DIRECTIONS>
Each entry must be given again exactly; images do not belong in the copy.

RECORD SET>
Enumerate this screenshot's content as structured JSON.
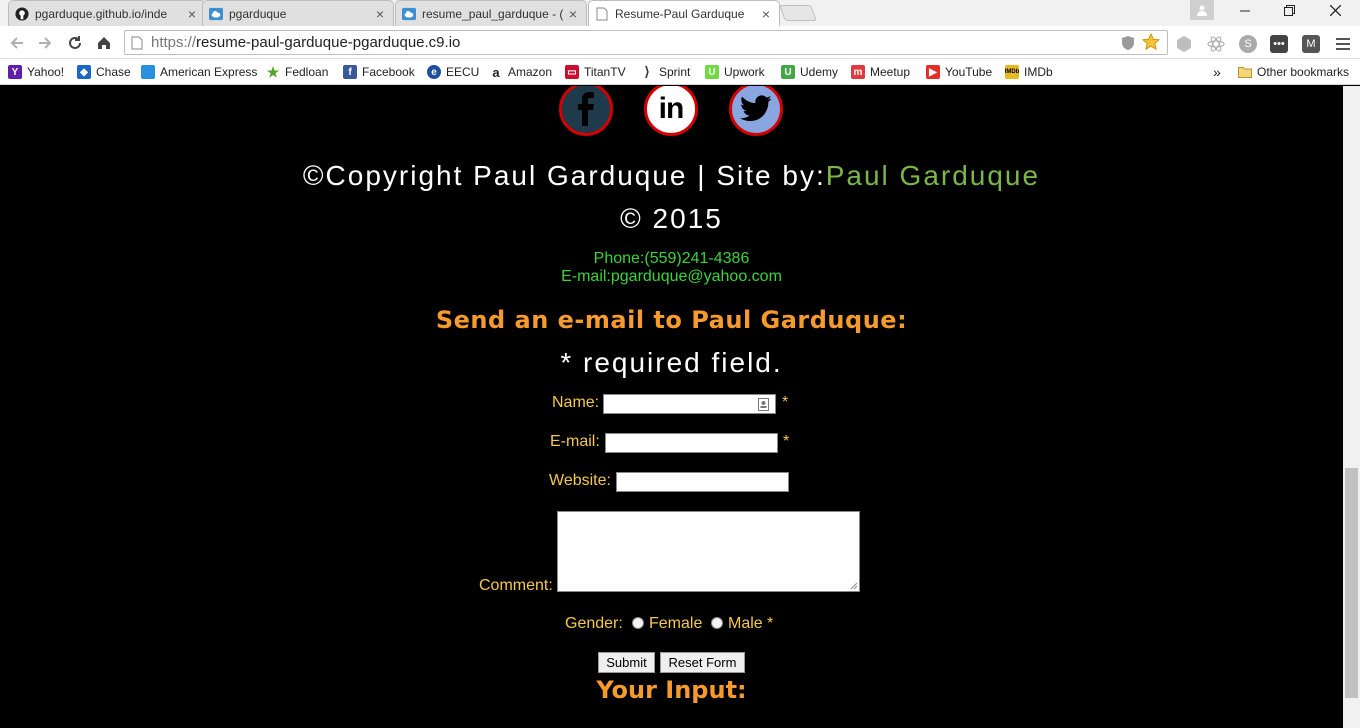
{
  "browser": {
    "tabs": [
      {
        "title": "pgarduque.github.io/inde",
        "icon": "github-icon",
        "active": false
      },
      {
        "title": "pgarduque",
        "icon": "cloud9-icon",
        "active": false
      },
      {
        "title": "resume_paul_garduque - (",
        "icon": "cloud9-icon",
        "active": false
      },
      {
        "title": "Resume-Paul Garduque",
        "icon": "page-icon",
        "active": true
      }
    ],
    "tab_close": "×",
    "url_scheme": "https://",
    "url_host": "resume-paul-garduque-pgarduque.c9.io",
    "bookmarks": [
      {
        "label": "Yahoo!",
        "icon": "yahoo-icon",
        "color": "#5f1fa8"
      },
      {
        "label": "Chase",
        "icon": "chase-icon",
        "color": "#1769c4"
      },
      {
        "label": "American Express",
        "icon": "amex-icon",
        "color": "#2a8fdc"
      },
      {
        "label": "Fedloan",
        "icon": "fedloan-icon",
        "color": "#5aa02c"
      },
      {
        "label": "Facebook",
        "icon": "facebook-icon",
        "color": "#3b5998"
      },
      {
        "label": "EECU",
        "icon": "eecu-icon",
        "color": "#1d4f9c"
      },
      {
        "label": "Amazon",
        "icon": "amazon-icon",
        "color": "#222222"
      },
      {
        "label": "TitanTV",
        "icon": "titantv-icon",
        "color": "#c8102e"
      },
      {
        "label": "Sprint",
        "icon": "sprint-icon",
        "color": "#333333"
      },
      {
        "label": "Upwork",
        "icon": "upwork-icon",
        "color": "#6fda44"
      },
      {
        "label": "Udemy",
        "icon": "udemy-icon",
        "color": "#44a84a"
      },
      {
        "label": "Meetup",
        "icon": "meetup-icon",
        "color": "#e0393e"
      },
      {
        "label": "YouTube",
        "icon": "youtube-icon",
        "color": "#e52d27"
      },
      {
        "label": "IMDb",
        "icon": "imdb-icon",
        "color": "#e6b91e"
      }
    ],
    "bookmarks_overflow": "»",
    "other_bookmarks": "Other bookmarks"
  },
  "footer": {
    "social": [
      {
        "name": "facebook",
        "glyph": "f"
      },
      {
        "name": "linkedin",
        "glyph": "in"
      },
      {
        "name": "twitter",
        "glyph": "twitter-bird"
      }
    ],
    "copyright_prefix": "©Copyright Paul Garduque | Site by:",
    "copyright_author": "Paul Garduque",
    "copyright_year": "© 2015",
    "phone": "Phone:(559)241-4386",
    "email": "E-mail:pgarduque@yahoo.com"
  },
  "form": {
    "heading": "Send an e-mail to Paul Garduque:",
    "required_note": "* required field.",
    "name_label": "Name:",
    "email_label": "E-mail:",
    "website_label": "Website:",
    "comment_label": "Comment:",
    "gender_label": "Gender:",
    "female_label": "Female",
    "male_label": "Male",
    "required_marker": "*",
    "submit_label": "Submit",
    "reset_label": "Reset Form",
    "your_input_heading": "Your Input:"
  },
  "colors": {
    "page_background": "#000000",
    "heading_orange": "#f79a2e",
    "label_yellow": "#f6c94d",
    "contact_green": "#3ad33a",
    "author_green": "#7ab648",
    "social_border_red": "#d40000"
  }
}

EXERCISE ANSWER>
Enumerate this screenshot's content as structured JSON.
{
  "browser": {
    "tabs": [
      {
        "title": "pgarduque.github.io/inde",
        "icon": "github-icon",
        "active": false
      },
      {
        "title": "pgarduque",
        "icon": "cloud9-icon",
        "active": false
      },
      {
        "title": "resume_paul_garduque - (",
        "icon": "cloud9-icon",
        "active": false
      },
      {
        "title": "Resume-Paul Garduque",
        "icon": "page-icon",
        "active": true
      }
    ],
    "tab_close": "×",
    "url_scheme": "https://",
    "url_host": "resume-paul-garduque-pgarduque.c9.io",
    "bookmarks": [
      {
        "label": "Yahoo!",
        "icon": "yahoo-icon",
        "color": "#5f1fa8"
      },
      {
        "label": "Chase",
        "icon": "chase-icon",
        "color": "#1769c4"
      },
      {
        "label": "American Express",
        "icon": "amex-icon",
        "color": "#2a8fdc"
      },
      {
        "label": "Fedloan",
        "icon": "fedloan-icon",
        "color": "#5aa02c"
      },
      {
        "label": "Facebook",
        "icon": "facebook-icon",
        "color": "#3b5998"
      },
      {
        "label": "EECU",
        "icon": "eecu-icon",
        "color": "#1d4f9c"
      },
      {
        "label": "Amazon",
        "icon": "amazon-icon",
        "color": "#222222"
      },
      {
        "label": "TitanTV",
        "icon": "titantv-icon",
        "color": "#c8102e"
      },
      {
        "label": "Sprint",
        "icon": "sprint-icon",
        "color": "#333333"
      },
      {
        "label": "Upwork",
        "icon": "upwork-icon",
        "color": "#6fda44"
      },
      {
        "label": "Udemy",
        "icon": "udemy-icon",
        "color": "#44a84a"
      },
      {
        "label": "Meetup",
        "icon": "meetup-icon",
        "color": "#e0393e"
      },
      {
        "label": "YouTube",
        "icon": "youtube-icon",
        "color": "#e52d27"
      },
      {
        "label": "IMDb",
        "icon": "imdb-icon",
        "color": "#e6b91e"
      }
    ],
    "bookmarks_overflow": "»",
    "other_bookmarks": "Other bookmarks"
  },
  "footer": {
    "social": [
      {
        "name": "facebook",
        "glyph": "f"
      },
      {
        "name": "linkedin",
        "glyph": "in"
      },
      {
        "name": "twitter",
        "glyph": "twitter-bird"
      }
    ],
    "copyright_prefix": "©Copyright Paul Garduque | Site by:",
    "copyright_author": "Paul Garduque",
    "copyright_year": "© 2015",
    "phone": "Phone:(559)241-4386",
    "email": "E-mail:pgarduque@yahoo.com"
  },
  "form": {
    "heading": "Send an e-mail to Paul Garduque:",
    "required_note": "* required field.",
    "name_label": "Name:",
    "email_label": "E-mail:",
    "website_label": "Website:",
    "comment_label": "Comment:",
    "gender_label": "Gender:",
    "female_label": "Female",
    "male_label": "Male",
    "required_marker": "*",
    "submit_label": "Submit",
    "reset_label": "Reset Form",
    "your_input_heading": "Your Input:"
  },
  "colors": {
    "page_background": "#000000",
    "heading_orange": "#f79a2e",
    "label_yellow": "#f6c94d",
    "contact_green": "#3ad33a",
    "author_green": "#7ab648",
    "social_border_red": "#d40000"
  }
}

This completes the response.